[Records]
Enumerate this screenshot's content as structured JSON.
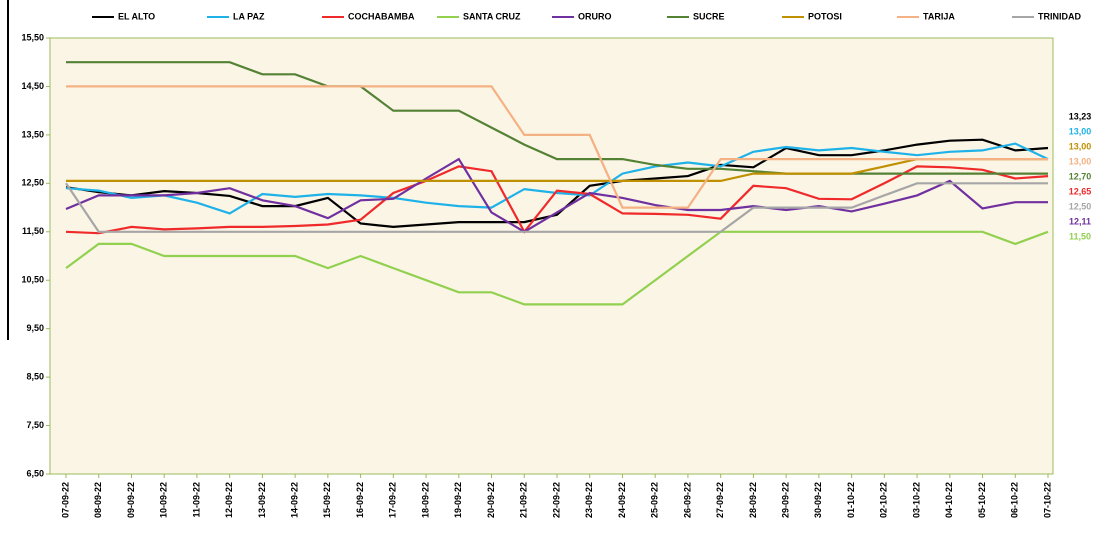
{
  "chart_data": {
    "type": "line",
    "categories": [
      "07-09-22",
      "08-09-22",
      "09-09-22",
      "10-09-22",
      "11-09-22",
      "12-09-22",
      "13-09-22",
      "14-09-22",
      "15-09-22",
      "16-09-22",
      "17-09-22",
      "18-09-22",
      "19-09-22",
      "20-09-22",
      "21-09-22",
      "22-09-22",
      "23-09-22",
      "24-09-22",
      "25-09-22",
      "26-09-22",
      "27-09-22",
      "28-09-22",
      "29-09-22",
      "30-09-22",
      "01-10-22",
      "02-10-22",
      "03-10-22",
      "04-10-22",
      "05-10-22",
      "06-10-22",
      "07-10-22"
    ],
    "ylim": [
      6.5,
      15.5
    ],
    "yticks": [
      {
        "value": 6.5,
        "label": "6,50"
      },
      {
        "value": 7.5,
        "label": "7,50"
      },
      {
        "value": 8.5,
        "label": "8,50"
      },
      {
        "value": 9.5,
        "label": "9,50"
      },
      {
        "value": 10.5,
        "label": "10,50"
      },
      {
        "value": 11.5,
        "label": "11,50"
      },
      {
        "value": 12.5,
        "label": "12,50"
      },
      {
        "value": 13.5,
        "label": "13,50"
      },
      {
        "value": 14.5,
        "label": "14,50"
      },
      {
        "value": 15.5,
        "label": "15,50"
      }
    ],
    "grid": false,
    "legend": "top",
    "series": [
      {
        "name": "EL ALTO",
        "color": "#000000",
        "end_label": "13,23",
        "values": [
          12.42,
          12.32,
          12.25,
          12.34,
          12.3,
          12.24,
          12.03,
          12.03,
          12.2,
          11.67,
          11.6,
          11.65,
          11.7,
          11.7,
          11.7,
          11.85,
          12.45,
          12.55,
          12.6,
          12.65,
          12.88,
          12.83,
          13.23,
          13.08,
          13.08,
          13.18,
          13.3,
          13.38,
          13.4,
          13.18,
          13.23
        ]
      },
      {
        "name": "LA PAZ",
        "color": "#1fb2e8",
        "end_label": "13,00",
        "values": [
          12.4,
          12.35,
          12.2,
          12.25,
          12.1,
          11.88,
          12.28,
          12.22,
          12.28,
          12.25,
          12.2,
          12.1,
          12.03,
          12.0,
          12.38,
          12.3,
          12.25,
          12.7,
          12.85,
          12.93,
          12.85,
          13.15,
          13.25,
          13.18,
          13.23,
          13.15,
          13.08,
          13.15,
          13.18,
          13.32,
          13.0
        ]
      },
      {
        "name": "COCHABAMBA",
        "color": "#f02a2a",
        "end_label": "12,65",
        "values": [
          11.5,
          11.47,
          11.6,
          11.55,
          11.57,
          11.6,
          11.6,
          11.62,
          11.65,
          11.75,
          12.3,
          12.55,
          12.85,
          12.75,
          11.5,
          12.35,
          12.28,
          11.88,
          11.87,
          11.85,
          11.77,
          12.45,
          12.4,
          12.18,
          12.17,
          12.5,
          12.85,
          12.83,
          12.78,
          12.6,
          12.65
        ]
      },
      {
        "name": "SANTA CRUZ",
        "color": "#92d050",
        "end_label": "11,50",
        "values": [
          10.75,
          11.25,
          11.25,
          11.0,
          11.0,
          11.0,
          11.0,
          11.0,
          10.75,
          11.0,
          10.75,
          10.5,
          10.25,
          10.25,
          10.0,
          10.0,
          10.0,
          10.0,
          10.5,
          11.0,
          11.5,
          11.5,
          11.5,
          11.5,
          11.5,
          11.5,
          11.5,
          11.5,
          11.5,
          11.25,
          11.5
        ]
      },
      {
        "name": "ORURO",
        "color": "#7030a0",
        "end_label": "12,11",
        "values": [
          11.97,
          12.25,
          12.25,
          12.25,
          12.3,
          12.4,
          12.15,
          12.03,
          11.78,
          12.15,
          12.18,
          12.6,
          13.0,
          11.9,
          11.5,
          11.9,
          12.3,
          12.2,
          12.05,
          11.95,
          11.95,
          12.03,
          11.95,
          12.03,
          11.92,
          12.08,
          12.25,
          12.55,
          11.98,
          12.11,
          12.11
        ]
      },
      {
        "name": "SUCRE",
        "color": "#548235",
        "end_label": "12,70",
        "values": [
          15.0,
          15.0,
          15.0,
          15.0,
          15.0,
          15.0,
          14.75,
          14.75,
          14.5,
          14.5,
          14.0,
          14.0,
          14.0,
          13.65,
          13.3,
          13.0,
          13.0,
          13.0,
          12.88,
          12.8,
          12.8,
          12.75,
          12.7,
          12.7,
          12.7,
          12.7,
          12.7,
          12.7,
          12.7,
          12.7,
          12.7
        ]
      },
      {
        "name": "POTOSI",
        "color": "#bf9000",
        "end_label": "13,00",
        "values": [
          12.55,
          12.55,
          12.55,
          12.55,
          12.55,
          12.55,
          12.55,
          12.55,
          12.55,
          12.55,
          12.55,
          12.55,
          12.55,
          12.55,
          12.55,
          12.55,
          12.55,
          12.55,
          12.55,
          12.55,
          12.55,
          12.7,
          12.7,
          12.7,
          12.7,
          12.85,
          13.0,
          13.0,
          13.0,
          13.0,
          13.0
        ]
      },
      {
        "name": "TARIJA",
        "color": "#f4b183",
        "end_label": "13,00",
        "values": [
          14.5,
          14.5,
          14.5,
          14.5,
          14.5,
          14.5,
          14.5,
          14.5,
          14.5,
          14.5,
          14.5,
          14.5,
          14.5,
          14.5,
          13.5,
          13.5,
          13.5,
          12.0,
          12.0,
          12.0,
          13.0,
          13.0,
          13.0,
          13.0,
          13.0,
          13.0,
          13.0,
          13.0,
          13.0,
          13.0,
          13.0
        ]
      },
      {
        "name": "TRINIDAD",
        "color": "#a6a6a6",
        "end_label": "12,50",
        "values": [
          12.5,
          11.5,
          11.5,
          11.5,
          11.5,
          11.5,
          11.5,
          11.5,
          11.5,
          11.5,
          11.5,
          11.5,
          11.5,
          11.5,
          11.5,
          11.5,
          11.5,
          11.5,
          11.5,
          11.5,
          11.5,
          12.0,
          12.0,
          12.0,
          12.0,
          12.25,
          12.5,
          12.5,
          12.5,
          12.5,
          12.5
        ]
      }
    ]
  }
}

• [Task statement]
Output a faithful copy of the data, with each picture left out.

• [Exercise solution]
Enumerate this screenshot's content as structured JSON.
{
  "chart_data": {
    "type": "line",
    "categories": [
      "07-09-22",
      "08-09-22",
      "09-09-22",
      "10-09-22",
      "11-09-22",
      "12-09-22",
      "13-09-22",
      "14-09-22",
      "15-09-22",
      "16-09-22",
      "17-09-22",
      "18-09-22",
      "19-09-22",
      "20-09-22",
      "21-09-22",
      "22-09-22",
      "23-09-22",
      "24-09-22",
      "25-09-22",
      "26-09-22",
      "27-09-22",
      "28-09-22",
      "29-09-22",
      "30-09-22",
      "01-10-22",
      "02-10-22",
      "03-10-22",
      "04-10-22",
      "05-10-22",
      "06-10-22",
      "07-10-22"
    ],
    "ylim": [
      6.5,
      15.5
    ],
    "yticks": [
      {
        "value": 6.5,
        "label": "6,50"
      },
      {
        "value": 7.5,
        "label": "7,50"
      },
      {
        "value": 8.5,
        "label": "8,50"
      },
      {
        "value": 9.5,
        "label": "9,50"
      },
      {
        "value": 10.5,
        "label": "10,50"
      },
      {
        "value": 11.5,
        "label": "11,50"
      },
      {
        "value": 12.5,
        "label": "12,50"
      },
      {
        "value": 13.5,
        "label": "13,50"
      },
      {
        "value": 14.5,
        "label": "14,50"
      },
      {
        "value": 15.5,
        "label": "15,50"
      }
    ],
    "grid": false,
    "legend": "top",
    "series": [
      {
        "name": "EL ALTO",
        "color": "#000000",
        "end_label": "13,23",
        "values": [
          12.42,
          12.32,
          12.25,
          12.34,
          12.3,
          12.24,
          12.03,
          12.03,
          12.2,
          11.67,
          11.6,
          11.65,
          11.7,
          11.7,
          11.7,
          11.85,
          12.45,
          12.55,
          12.6,
          12.65,
          12.88,
          12.83,
          13.23,
          13.08,
          13.08,
          13.18,
          13.3,
          13.38,
          13.4,
          13.18,
          13.23
        ]
      },
      {
        "name": "LA PAZ",
        "color": "#1fb2e8",
        "end_label": "13,00",
        "values": [
          12.4,
          12.35,
          12.2,
          12.25,
          12.1,
          11.88,
          12.28,
          12.22,
          12.28,
          12.25,
          12.2,
          12.1,
          12.03,
          12.0,
          12.38,
          12.3,
          12.25,
          12.7,
          12.85,
          12.93,
          12.85,
          13.15,
          13.25,
          13.18,
          13.23,
          13.15,
          13.08,
          13.15,
          13.18,
          13.32,
          13.0
        ]
      },
      {
        "name": "COCHABAMBA",
        "color": "#f02a2a",
        "end_label": "12,65",
        "values": [
          11.5,
          11.47,
          11.6,
          11.55,
          11.57,
          11.6,
          11.6,
          11.62,
          11.65,
          11.75,
          12.3,
          12.55,
          12.85,
          12.75,
          11.5,
          12.35,
          12.28,
          11.88,
          11.87,
          11.85,
          11.77,
          12.45,
          12.4,
          12.18,
          12.17,
          12.5,
          12.85,
          12.83,
          12.78,
          12.6,
          12.65
        ]
      },
      {
        "name": "SANTA CRUZ",
        "color": "#92d050",
        "end_label": "11,50",
        "values": [
          10.75,
          11.25,
          11.25,
          11.0,
          11.0,
          11.0,
          11.0,
          11.0,
          10.75,
          11.0,
          10.75,
          10.5,
          10.25,
          10.25,
          10.0,
          10.0,
          10.0,
          10.0,
          10.5,
          11.0,
          11.5,
          11.5,
          11.5,
          11.5,
          11.5,
          11.5,
          11.5,
          11.5,
          11.5,
          11.25,
          11.5
        ]
      },
      {
        "name": "ORURO",
        "color": "#7030a0",
        "end_label": "12,11",
        "values": [
          11.97,
          12.25,
          12.25,
          12.25,
          12.3,
          12.4,
          12.15,
          12.03,
          11.78,
          12.15,
          12.18,
          12.6,
          13.0,
          11.9,
          11.5,
          11.9,
          12.3,
          12.2,
          12.05,
          11.95,
          11.95,
          12.03,
          11.95,
          12.03,
          11.92,
          12.08,
          12.25,
          12.55,
          11.98,
          12.11,
          12.11
        ]
      },
      {
        "name": "SUCRE",
        "color": "#548235",
        "end_label": "12,70",
        "values": [
          15.0,
          15.0,
          15.0,
          15.0,
          15.0,
          15.0,
          14.75,
          14.75,
          14.5,
          14.5,
          14.0,
          14.0,
          14.0,
          13.65,
          13.3,
          13.0,
          13.0,
          13.0,
          12.88,
          12.8,
          12.8,
          12.75,
          12.7,
          12.7,
          12.7,
          12.7,
          12.7,
          12.7,
          12.7,
          12.7,
          12.7
        ]
      },
      {
        "name": "POTOSI",
        "color": "#bf9000",
        "end_label": "13,00",
        "values": [
          12.55,
          12.55,
          12.55,
          12.55,
          12.55,
          12.55,
          12.55,
          12.55,
          12.55,
          12.55,
          12.55,
          12.55,
          12.55,
          12.55,
          12.55,
          12.55,
          12.55,
          12.55,
          12.55,
          12.55,
          12.55,
          12.7,
          12.7,
          12.7,
          12.7,
          12.85,
          13.0,
          13.0,
          13.0,
          13.0,
          13.0
        ]
      },
      {
        "name": "TARIJA",
        "color": "#f4b183",
        "end_label": "13,00",
        "values": [
          14.5,
          14.5,
          14.5,
          14.5,
          14.5,
          14.5,
          14.5,
          14.5,
          14.5,
          14.5,
          14.5,
          14.5,
          14.5,
          14.5,
          13.5,
          13.5,
          13.5,
          12.0,
          12.0,
          12.0,
          13.0,
          13.0,
          13.0,
          13.0,
          13.0,
          13.0,
          13.0,
          13.0,
          13.0,
          13.0,
          13.0
        ]
      },
      {
        "name": "TRINIDAD",
        "color": "#a6a6a6",
        "end_label": "12,50",
        "values": [
          12.5,
          11.5,
          11.5,
          11.5,
          11.5,
          11.5,
          11.5,
          11.5,
          11.5,
          11.5,
          11.5,
          11.5,
          11.5,
          11.5,
          11.5,
          11.5,
          11.5,
          11.5,
          11.5,
          11.5,
          11.5,
          12.0,
          12.0,
          12.0,
          12.0,
          12.25,
          12.5,
          12.5,
          12.5,
          12.5,
          12.5
        ]
      }
    ]
  }
}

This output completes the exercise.